• _TASK LIST_
A – List the sentences of the article's paragraph that begins "The 2015 influx".
B – Please rewrite the passage of the article on EU asylum policy starting at "Rather than taking" and ending at "by silent inaction.", changing "asylum seekers" to "refugees".

• _SOURCE DOCUMENT_

The EU asylum policy of deterrence is inhumane – and does not work

Credit: UNHCR/Hereward Holland
A boatload of migrants reaching the shores of a Greek island on January 2, 2016.

‘If people are able to move on to northern Europe’s welfare states from camps in Greece, this will only encourage more migrants to come.’

This is how the “pull factor” logic of migration policy can be summarised. This logic has underpinned a number of European asylum policies, especially since 2016, while migration has become a major divisive issue across the continent.   



Rather than taking asylum seekers from Greek camps to have their applications processed in their countries, the European Union and national governments prefer to channel money to the country on Europe’s south-eastern external border, so that Greek authorities can deal with the migrants that are already there. The sub-human conditions in the reception camps on five Greek islands have been allowed to develop within this framework, not by any formal decision, but by silent inaction.

Deterrence effect is “debatable”

The 2015 influx of more than one million refugees to Europe was a watershed in the continent’s asylum policies. Fences went up between Greece and its neighbours to the north. The EU paid Turkey to retain migrants on Turkish territory. The flow to Greece initially shrank to a trickle. But then it started to climb again.

• _INFORMATION PROVIDED_

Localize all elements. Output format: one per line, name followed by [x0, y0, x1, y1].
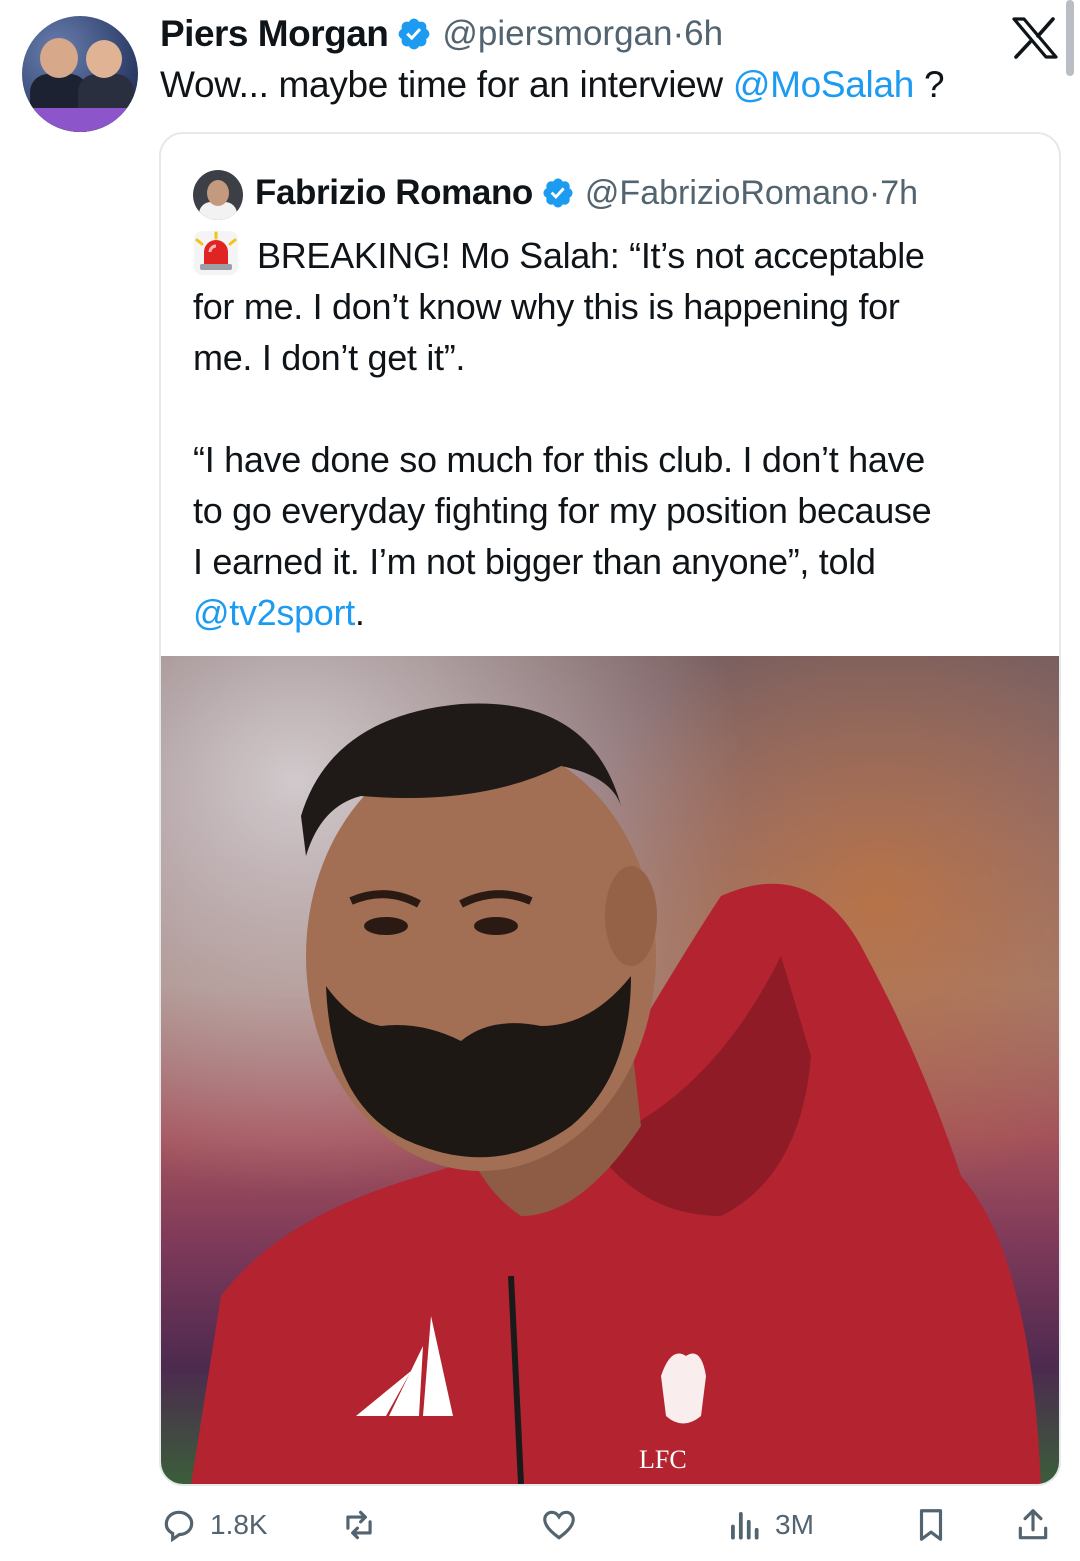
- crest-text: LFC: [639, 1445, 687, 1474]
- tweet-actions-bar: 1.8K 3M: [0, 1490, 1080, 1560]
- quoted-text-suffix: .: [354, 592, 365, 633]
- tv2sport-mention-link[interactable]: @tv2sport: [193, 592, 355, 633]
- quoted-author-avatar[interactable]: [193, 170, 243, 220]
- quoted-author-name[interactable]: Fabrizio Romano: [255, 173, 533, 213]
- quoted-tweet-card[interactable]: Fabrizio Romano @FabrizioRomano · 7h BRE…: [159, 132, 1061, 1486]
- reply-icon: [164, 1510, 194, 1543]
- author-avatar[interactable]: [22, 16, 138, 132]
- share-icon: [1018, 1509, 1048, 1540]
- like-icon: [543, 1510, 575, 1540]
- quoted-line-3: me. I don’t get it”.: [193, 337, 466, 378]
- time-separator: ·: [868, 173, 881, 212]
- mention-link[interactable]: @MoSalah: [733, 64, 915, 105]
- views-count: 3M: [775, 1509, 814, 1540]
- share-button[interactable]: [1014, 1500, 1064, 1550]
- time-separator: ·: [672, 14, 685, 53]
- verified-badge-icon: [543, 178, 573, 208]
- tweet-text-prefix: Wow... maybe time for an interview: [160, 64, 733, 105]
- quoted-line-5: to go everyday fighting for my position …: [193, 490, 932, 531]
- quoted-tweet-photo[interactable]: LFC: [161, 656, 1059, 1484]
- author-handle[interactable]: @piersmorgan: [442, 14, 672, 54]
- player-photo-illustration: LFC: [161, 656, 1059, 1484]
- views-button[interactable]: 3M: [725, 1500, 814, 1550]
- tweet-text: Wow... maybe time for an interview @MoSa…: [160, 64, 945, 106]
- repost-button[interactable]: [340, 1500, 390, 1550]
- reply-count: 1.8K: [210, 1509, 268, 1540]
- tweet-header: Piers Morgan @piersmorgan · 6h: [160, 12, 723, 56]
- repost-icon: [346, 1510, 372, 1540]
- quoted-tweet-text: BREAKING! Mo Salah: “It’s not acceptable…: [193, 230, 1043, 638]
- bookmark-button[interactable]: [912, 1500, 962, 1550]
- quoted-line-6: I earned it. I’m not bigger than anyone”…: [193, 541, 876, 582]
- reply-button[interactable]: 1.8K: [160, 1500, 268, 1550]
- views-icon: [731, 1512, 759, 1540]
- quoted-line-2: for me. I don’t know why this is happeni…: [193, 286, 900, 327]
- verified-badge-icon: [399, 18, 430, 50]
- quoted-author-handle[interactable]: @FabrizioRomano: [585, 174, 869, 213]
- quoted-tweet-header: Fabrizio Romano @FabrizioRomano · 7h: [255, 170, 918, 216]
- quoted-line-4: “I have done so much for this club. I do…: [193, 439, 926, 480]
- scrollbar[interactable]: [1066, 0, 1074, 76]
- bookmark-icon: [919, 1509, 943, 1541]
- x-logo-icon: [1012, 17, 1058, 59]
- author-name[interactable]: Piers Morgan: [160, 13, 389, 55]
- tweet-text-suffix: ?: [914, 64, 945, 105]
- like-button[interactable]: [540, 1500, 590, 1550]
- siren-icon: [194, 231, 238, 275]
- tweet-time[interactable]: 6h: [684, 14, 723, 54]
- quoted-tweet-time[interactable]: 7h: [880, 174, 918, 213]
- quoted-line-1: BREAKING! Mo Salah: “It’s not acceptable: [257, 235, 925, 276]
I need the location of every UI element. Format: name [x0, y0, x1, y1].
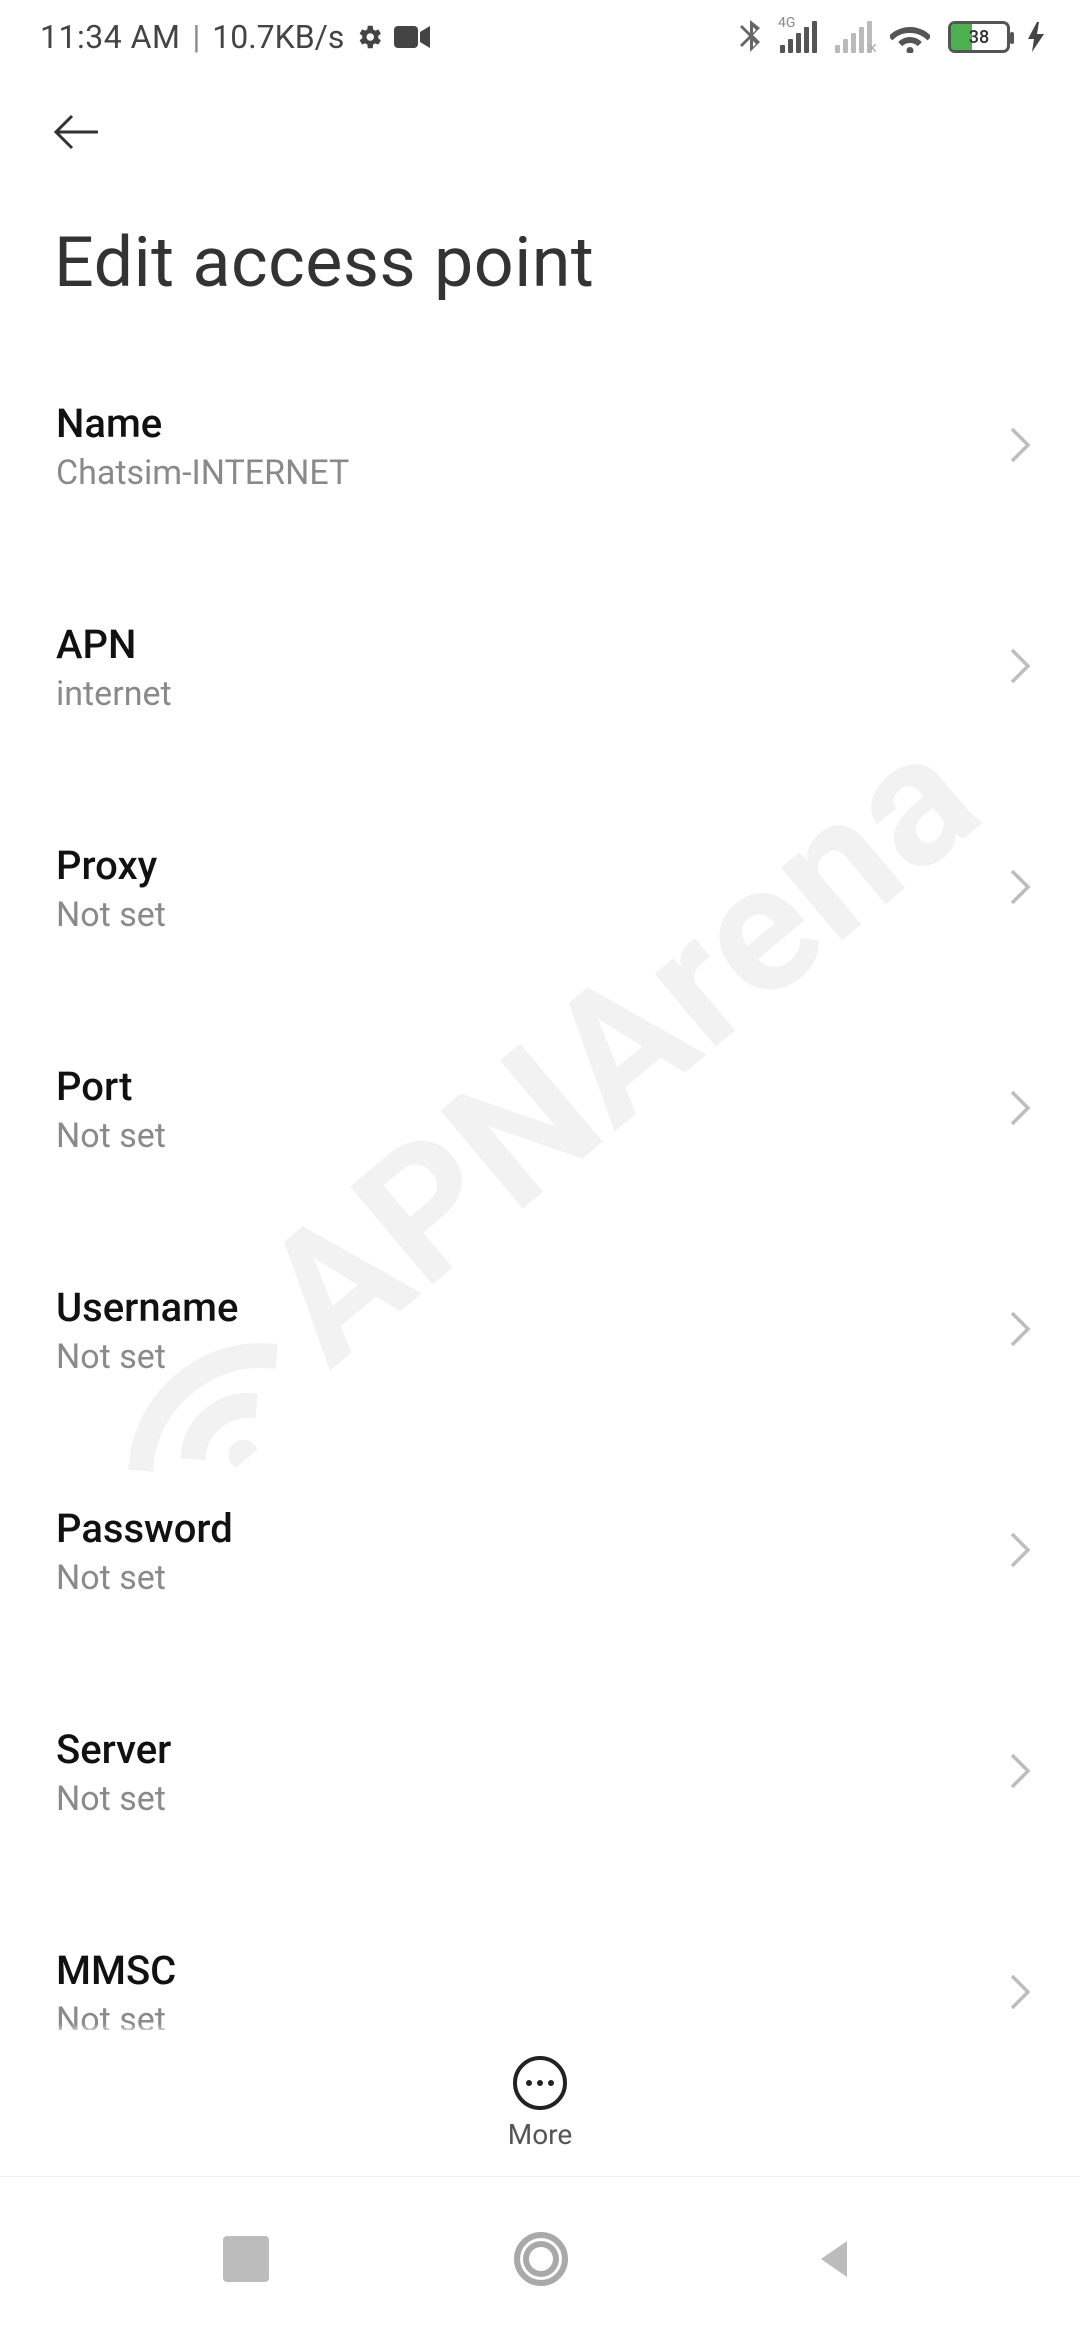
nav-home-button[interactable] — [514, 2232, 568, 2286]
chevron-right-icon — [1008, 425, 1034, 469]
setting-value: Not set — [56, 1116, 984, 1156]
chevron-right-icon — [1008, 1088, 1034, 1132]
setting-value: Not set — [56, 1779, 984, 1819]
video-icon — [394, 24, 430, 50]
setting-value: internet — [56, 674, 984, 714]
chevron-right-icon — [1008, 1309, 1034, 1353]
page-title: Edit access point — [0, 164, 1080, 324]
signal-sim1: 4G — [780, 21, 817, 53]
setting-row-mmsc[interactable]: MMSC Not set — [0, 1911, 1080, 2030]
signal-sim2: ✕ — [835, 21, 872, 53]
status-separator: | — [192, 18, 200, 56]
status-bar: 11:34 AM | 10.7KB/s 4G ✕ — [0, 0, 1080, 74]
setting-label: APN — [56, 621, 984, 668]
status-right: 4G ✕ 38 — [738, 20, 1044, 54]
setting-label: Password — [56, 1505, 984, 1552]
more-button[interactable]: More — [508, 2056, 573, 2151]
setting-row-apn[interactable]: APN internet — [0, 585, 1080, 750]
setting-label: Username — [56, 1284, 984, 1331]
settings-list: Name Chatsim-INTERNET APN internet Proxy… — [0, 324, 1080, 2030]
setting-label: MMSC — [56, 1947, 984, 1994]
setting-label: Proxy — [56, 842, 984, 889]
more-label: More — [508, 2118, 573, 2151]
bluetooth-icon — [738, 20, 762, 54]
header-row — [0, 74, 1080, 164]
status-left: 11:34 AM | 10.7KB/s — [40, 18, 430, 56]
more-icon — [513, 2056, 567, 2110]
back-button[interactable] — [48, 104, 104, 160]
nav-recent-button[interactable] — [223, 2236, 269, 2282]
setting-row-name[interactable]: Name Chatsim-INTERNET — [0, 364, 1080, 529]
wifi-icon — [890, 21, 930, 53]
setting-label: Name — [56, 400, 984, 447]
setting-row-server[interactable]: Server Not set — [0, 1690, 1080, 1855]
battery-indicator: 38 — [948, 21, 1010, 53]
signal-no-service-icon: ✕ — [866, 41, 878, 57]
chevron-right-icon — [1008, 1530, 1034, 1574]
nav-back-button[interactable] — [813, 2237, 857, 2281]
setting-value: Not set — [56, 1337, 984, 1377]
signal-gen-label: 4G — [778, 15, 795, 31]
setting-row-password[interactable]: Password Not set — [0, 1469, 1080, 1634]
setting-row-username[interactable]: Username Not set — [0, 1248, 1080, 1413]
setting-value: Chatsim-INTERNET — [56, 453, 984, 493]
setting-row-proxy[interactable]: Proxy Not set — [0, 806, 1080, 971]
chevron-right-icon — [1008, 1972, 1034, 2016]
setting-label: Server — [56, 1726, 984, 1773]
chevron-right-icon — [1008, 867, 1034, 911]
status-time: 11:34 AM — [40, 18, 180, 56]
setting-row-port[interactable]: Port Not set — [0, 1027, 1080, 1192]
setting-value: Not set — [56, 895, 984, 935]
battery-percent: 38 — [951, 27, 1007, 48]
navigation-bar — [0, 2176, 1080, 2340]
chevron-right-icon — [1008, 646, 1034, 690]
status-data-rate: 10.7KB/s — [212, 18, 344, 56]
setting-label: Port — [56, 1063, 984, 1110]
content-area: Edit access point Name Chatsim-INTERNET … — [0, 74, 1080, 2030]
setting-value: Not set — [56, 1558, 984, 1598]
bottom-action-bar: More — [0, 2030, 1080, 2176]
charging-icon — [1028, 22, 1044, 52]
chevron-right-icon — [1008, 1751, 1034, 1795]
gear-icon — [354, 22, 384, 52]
---
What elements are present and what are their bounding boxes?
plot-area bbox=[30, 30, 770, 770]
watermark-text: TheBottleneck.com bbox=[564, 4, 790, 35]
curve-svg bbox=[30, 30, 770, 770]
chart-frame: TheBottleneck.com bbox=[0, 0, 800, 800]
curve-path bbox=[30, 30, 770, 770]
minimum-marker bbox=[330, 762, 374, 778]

• _PER-TASK ANSWERS_
A –
- The 2015 influx of more than one million refugees to Europe was a watershed in the continent’s asylum policies.
- Fences went up between Greece and its neighbours to the north.
- The EU paid Turkey to retain migrants on Turkish territory.
- The flow to Greece initially shrank to a trickle.
- But then it started to climb again.

B –
Rather than taking refugees from Greek camps to have their applications processed in their countries, the European Union and national governments prefer to channel money to the country on Europe’s south-eastern external border, so that Greek authorities can deal with the migrants that are already there. The sub-human conditions in the reception camps on five Greek islands have been allowed to develop within this framework, not by any formal decision, but by silent inaction.